*GIVEN REQUEST*
Please print every line from the one containing "What data populates" through the last line of the records below, exactly as written and nothing more.

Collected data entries
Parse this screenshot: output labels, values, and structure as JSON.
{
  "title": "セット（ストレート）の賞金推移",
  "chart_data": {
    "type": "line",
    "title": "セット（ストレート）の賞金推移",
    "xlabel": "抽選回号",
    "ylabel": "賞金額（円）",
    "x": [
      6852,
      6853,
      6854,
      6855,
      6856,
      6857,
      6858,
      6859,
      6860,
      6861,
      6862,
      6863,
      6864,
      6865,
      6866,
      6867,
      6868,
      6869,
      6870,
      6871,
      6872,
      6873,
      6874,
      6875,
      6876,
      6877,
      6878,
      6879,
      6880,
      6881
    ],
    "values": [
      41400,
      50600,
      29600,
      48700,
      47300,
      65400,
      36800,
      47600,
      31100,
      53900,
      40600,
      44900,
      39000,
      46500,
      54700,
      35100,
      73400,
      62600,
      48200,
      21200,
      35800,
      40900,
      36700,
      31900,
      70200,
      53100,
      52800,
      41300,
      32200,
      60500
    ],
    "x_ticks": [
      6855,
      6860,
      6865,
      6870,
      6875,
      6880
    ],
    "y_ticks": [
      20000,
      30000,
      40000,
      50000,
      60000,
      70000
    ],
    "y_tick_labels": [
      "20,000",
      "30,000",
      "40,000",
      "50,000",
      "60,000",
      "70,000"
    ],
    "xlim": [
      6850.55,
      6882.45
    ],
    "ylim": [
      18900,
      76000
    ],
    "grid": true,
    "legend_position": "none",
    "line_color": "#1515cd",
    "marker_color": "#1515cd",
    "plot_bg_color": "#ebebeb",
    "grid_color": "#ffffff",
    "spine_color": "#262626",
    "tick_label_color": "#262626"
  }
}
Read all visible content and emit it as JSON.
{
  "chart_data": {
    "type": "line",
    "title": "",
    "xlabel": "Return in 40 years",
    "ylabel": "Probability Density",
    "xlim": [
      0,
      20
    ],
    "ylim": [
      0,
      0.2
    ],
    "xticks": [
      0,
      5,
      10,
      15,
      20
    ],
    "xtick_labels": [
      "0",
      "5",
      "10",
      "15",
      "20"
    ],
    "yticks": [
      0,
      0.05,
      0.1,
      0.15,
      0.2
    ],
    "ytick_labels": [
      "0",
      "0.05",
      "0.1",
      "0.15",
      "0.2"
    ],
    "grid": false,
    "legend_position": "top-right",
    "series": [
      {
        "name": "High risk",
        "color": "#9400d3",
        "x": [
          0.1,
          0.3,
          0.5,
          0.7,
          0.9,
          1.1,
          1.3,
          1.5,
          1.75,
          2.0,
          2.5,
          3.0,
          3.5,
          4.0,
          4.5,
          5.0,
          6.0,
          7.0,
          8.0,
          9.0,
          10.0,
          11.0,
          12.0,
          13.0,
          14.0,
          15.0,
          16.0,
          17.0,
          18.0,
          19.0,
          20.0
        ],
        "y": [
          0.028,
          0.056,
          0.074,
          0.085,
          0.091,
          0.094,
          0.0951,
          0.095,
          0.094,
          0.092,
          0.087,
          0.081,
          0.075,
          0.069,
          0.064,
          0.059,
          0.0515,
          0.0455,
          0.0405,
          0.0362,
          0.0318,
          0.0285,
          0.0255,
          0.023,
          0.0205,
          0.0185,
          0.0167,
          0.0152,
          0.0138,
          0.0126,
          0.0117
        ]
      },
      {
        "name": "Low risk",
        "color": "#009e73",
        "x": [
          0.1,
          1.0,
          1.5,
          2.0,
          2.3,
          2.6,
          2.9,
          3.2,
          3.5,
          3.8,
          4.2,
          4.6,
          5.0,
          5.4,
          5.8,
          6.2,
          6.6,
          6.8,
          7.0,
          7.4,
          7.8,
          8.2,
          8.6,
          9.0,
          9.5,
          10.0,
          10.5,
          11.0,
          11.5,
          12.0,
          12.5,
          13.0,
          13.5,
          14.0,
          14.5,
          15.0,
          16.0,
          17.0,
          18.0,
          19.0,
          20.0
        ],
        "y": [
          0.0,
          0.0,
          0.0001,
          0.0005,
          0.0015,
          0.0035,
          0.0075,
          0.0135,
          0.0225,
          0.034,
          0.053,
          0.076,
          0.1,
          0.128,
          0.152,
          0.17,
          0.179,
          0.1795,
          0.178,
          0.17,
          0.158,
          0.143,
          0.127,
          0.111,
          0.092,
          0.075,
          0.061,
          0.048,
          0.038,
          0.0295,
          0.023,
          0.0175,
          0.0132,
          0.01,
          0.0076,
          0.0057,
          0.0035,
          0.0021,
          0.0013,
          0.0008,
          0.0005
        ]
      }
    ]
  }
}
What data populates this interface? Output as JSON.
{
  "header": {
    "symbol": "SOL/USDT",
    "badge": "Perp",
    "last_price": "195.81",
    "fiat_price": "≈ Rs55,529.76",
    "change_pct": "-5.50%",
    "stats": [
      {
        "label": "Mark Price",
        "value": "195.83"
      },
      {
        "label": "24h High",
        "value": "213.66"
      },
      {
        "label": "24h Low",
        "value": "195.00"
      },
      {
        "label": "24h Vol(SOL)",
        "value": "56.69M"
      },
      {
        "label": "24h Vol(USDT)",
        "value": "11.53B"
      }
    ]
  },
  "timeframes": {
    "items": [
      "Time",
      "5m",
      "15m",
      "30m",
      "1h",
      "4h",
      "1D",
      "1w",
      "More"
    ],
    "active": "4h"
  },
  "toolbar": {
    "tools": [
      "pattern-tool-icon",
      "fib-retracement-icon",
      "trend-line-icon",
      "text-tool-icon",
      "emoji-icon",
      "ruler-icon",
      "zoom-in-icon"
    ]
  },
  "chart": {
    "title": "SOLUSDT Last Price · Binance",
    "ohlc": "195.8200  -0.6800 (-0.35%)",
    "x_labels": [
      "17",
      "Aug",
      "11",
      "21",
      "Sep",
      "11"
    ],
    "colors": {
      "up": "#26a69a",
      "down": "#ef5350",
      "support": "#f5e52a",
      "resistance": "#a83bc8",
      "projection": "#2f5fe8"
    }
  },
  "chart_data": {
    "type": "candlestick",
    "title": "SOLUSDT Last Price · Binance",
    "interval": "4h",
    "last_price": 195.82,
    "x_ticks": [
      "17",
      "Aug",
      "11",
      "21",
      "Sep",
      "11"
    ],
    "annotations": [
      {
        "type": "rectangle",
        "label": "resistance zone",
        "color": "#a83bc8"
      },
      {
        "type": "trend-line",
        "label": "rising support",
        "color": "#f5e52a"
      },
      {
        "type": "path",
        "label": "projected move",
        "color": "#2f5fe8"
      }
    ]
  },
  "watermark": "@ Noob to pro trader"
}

*RESPONSE TO THE TASK*
What data populates this interface? Output as JSON.
{
  "header": {
    "symbol": "SOL/USDT",
    "badge": "Perp",
    "last_price": "195.81",
    "fiat_price": "≈ Rs55,529.76",
    "change_pct": "-5.50%",
    "stats": [
      {
        "label": "Mark Price",
        "value": "195.83"
      },
      {
        "label": "24h High",
        "value": "213.66"
      },
      {
        "label": "24h Low",
        "value": "195.00"
      },
      {
        "label": "24h Vol(SOL)",
        "value": "56.69M"
      },
      {
        "label": "24h Vol(USDT)",
        "value": "11.53B"
      }
    ]
  },
  "timeframes": {
    "items": [
      "Time",
      "5m",
      "15m",
      "30m",
      "1h",
      "4h",
      "1D",
      "1w",
      "More"
    ],
    "active": "4h"
  },
  "toolbar": {
    "tools": [
      "pattern-tool-icon",
      "fib-retracement-icon",
      "trend-line-icon",
      "text-tool-icon",
      "emoji-icon",
      "ruler-icon",
      "zoom-in-icon"
    ]
  },
  "chart": {
    "title": "SOLUSDT Last Price · Binance",
    "ohlc": "195.8200  -0.6800 (-0.35%)",
    "x_labels": [
      "17",
      "Aug",
      "11",
      "21",
      "Sep",
      "11"
    ],
    "colors": {
      "up": "#26a69a",
      "down": "#ef5350",
      "support": "#f5e52a",
      "resistance": "#a83bc8",
      "projection": "#2f5fe8"
    }
  },
  "chart_data": {
    "type": "candlestick",
    "title": "SOLUSDT Last Price · Binance",
    "interval": "4h",
    "last_price": 195.82,
    "x_ticks": [
      "17",
      "Aug",
      "11",
      "21",
      "Sep",
      "11"
    ],
    "annotations": [
      {
        "type": "rectangle",
        "label": "resistance zone",
        "color": "#a83bc8"
      },
      {
        "type": "trend-line",
        "label": "rising support",
        "color": "#f5e52a"
      },
      {
        "type": "path",
        "label": "projected move",
        "color": "#2f5fe8"
      }
    ]
  },
  "watermark": "@ Noob to pro trader"
}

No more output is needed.